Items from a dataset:
........

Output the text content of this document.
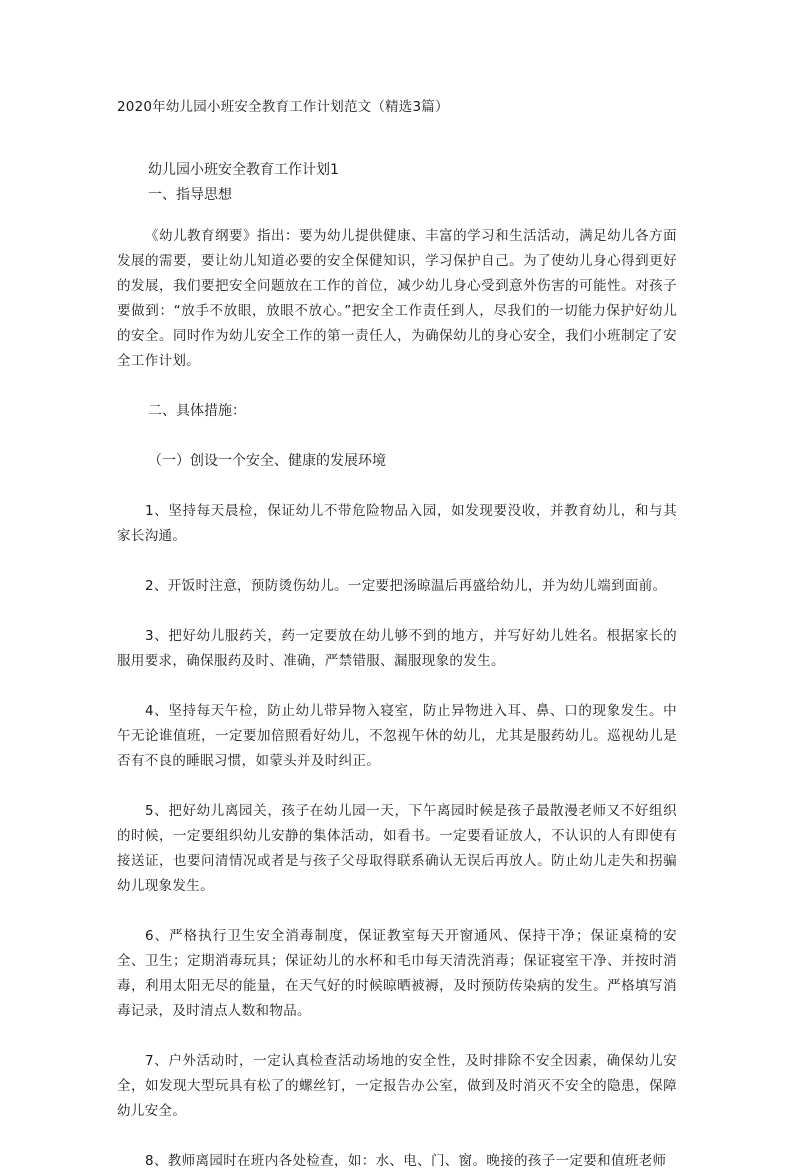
2020年幼儿园小班安全教育工作计划范文（精选3篇）
幼儿园小班安全教育工作计划1
一、指导思想

《幼儿教育纲要》指出：要为幼儿提供健康、丰富的学习和生活活动，满足幼儿各方面发展的需要，要让幼儿知道必要的安全保健知识，学习保护自己。为了使幼儿身心得到更好的发展，我们要把安全问题放在工作的首位，减少幼儿身心受到意外伤害的可能性。对孩子要做到：“放手不放眼，放眼不放心。”把安全工作责任到人，尽我们的一切能力保护好幼儿的安全。同时作为幼儿安全工作的第一责任人，为确保幼儿的身心安全，我们小班制定了安全工作计划。

二、具体措施：
（一）创设一个安全、健康的发展环境

1、坚持每天晨检，保证幼儿不带危险物品入园，如发现要没收，并教育幼儿，和与其家长沟通。

2、开饭时注意，预防烫伤幼儿。一定要把汤晾温后再盛给幼儿，并为幼儿端到面前。

3、把好幼儿服药关，药一定要放在幼儿够不到的地方，并写好幼儿姓名。根据家长的服用要求，确保服药及时、准确，严禁错服、漏服现象的发生。

4、坚持每天午检，防止幼儿带异物入寝室，防止异物进入耳、鼻、口的现象发生。中午无论谁值班，一定要加倍照看好幼儿，不忽视午休的幼儿，尤其是服药幼儿。巡视幼儿是否有不良的睡眠习惯，如蒙头并及时纠正。

5、把好幼儿离园关，孩子在幼儿园一天，下午离园时候是孩子最散漫老师又不好组织的时候，一定要组织幼儿安静的集体活动，如看书。一定要看证放人，不认识的人有即使有接送证，也要问清情况或者是与孩子父母取得联系确认无误后再放人。防止幼儿走失和拐骗幼儿现象发生。

6、严格执行卫生安全消毒制度，保证教室每天开窗通风、保持干净；保证桌椅的安全、卫生；定期消毒玩具；保证幼儿的水杯和毛巾每天清洗消毒；保证寝室干净、并按时消毒，利用太阳无尽的能量，在天气好的时候晾晒被褥，及时预防传染病的发生。严格填写消毒记录，及时清点人数和物品。

7、户外活动时，一定认真检查活动场地的安全性，及时排除不安全因素，确保幼儿安全，如发现大型玩具有松了的螺丝钉，一定报告办公室，做到及时消灭不安全的隐患，保障幼儿安全。

8、教师离园时在班内各处检查，如：水、电、门、窗。晚接的孩子一定要和值班老师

........

TASK PROMPT
Transcribe the complete set of entries verbatim. No pictures belong in the copy.

RESPONSE TO THIS EXERCISE
Output the text content of this document.
2020年幼儿园小班安全教育工作计划范文（精选3篇）
幼儿园小班安全教育工作计划1
一、指导思想

《幼儿教育纲要》指出：要为幼儿提供健康、丰富的学习和生活活动，满足幼儿各方面发展的需要，要让幼儿知道必要的安全保健知识，学习保护自己。为了使幼儿身心得到更好的发展，我们要把安全问题放在工作的首位，减少幼儿身心受到意外伤害的可能性。对孩子要做到：“放手不放眼，放眼不放心。”把安全工作责任到人，尽我们的一切能力保护好幼儿的安全。同时作为幼儿安全工作的第一责任人，为确保幼儿的身心安全，我们小班制定了安全工作计划。

二、具体措施：
（一）创设一个安全、健康的发展环境

1、坚持每天晨检，保证幼儿不带危险物品入园，如发现要没收，并教育幼儿，和与其家长沟通。

2、开饭时注意，预防烫伤幼儿。一定要把汤晾温后再盛给幼儿，并为幼儿端到面前。

3、把好幼儿服药关，药一定要放在幼儿够不到的地方，并写好幼儿姓名。根据家长的服用要求，确保服药及时、准确，严禁错服、漏服现象的发生。

4、坚持每天午检，防止幼儿带异物入寝室，防止异物进入耳、鼻、口的现象发生。中午无论谁值班，一定要加倍照看好幼儿，不忽视午休的幼儿，尤其是服药幼儿。巡视幼儿是否有不良的睡眠习惯，如蒙头并及时纠正。

5、把好幼儿离园关，孩子在幼儿园一天，下午离园时候是孩子最散漫老师又不好组织的时候，一定要组织幼儿安静的集体活动，如看书。一定要看证放人，不认识的人有即使有接送证，也要问清情况或者是与孩子父母取得联系确认无误后再放人。防止幼儿走失和拐骗幼儿现象发生。

6、严格执行卫生安全消毒制度，保证教室每天开窗通风、保持干净；保证桌椅的安全、卫生；定期消毒玩具；保证幼儿的水杯和毛巾每天清洗消毒；保证寝室干净、并按时消毒，利用太阳无尽的能量，在天气好的时候晾晒被褥，及时预防传染病的发生。严格填写消毒记录，及时清点人数和物品。

7、户外活动时，一定认真检查活动场地的安全性，及时排除不安全因素，确保幼儿安全，如发现大型玩具有松了的螺丝钉，一定报告办公室，做到及时消灭不安全的隐患，保障幼儿安全。

8、教师离园时在班内各处检查，如：水、电、门、窗。晚接的孩子一定要和值班老师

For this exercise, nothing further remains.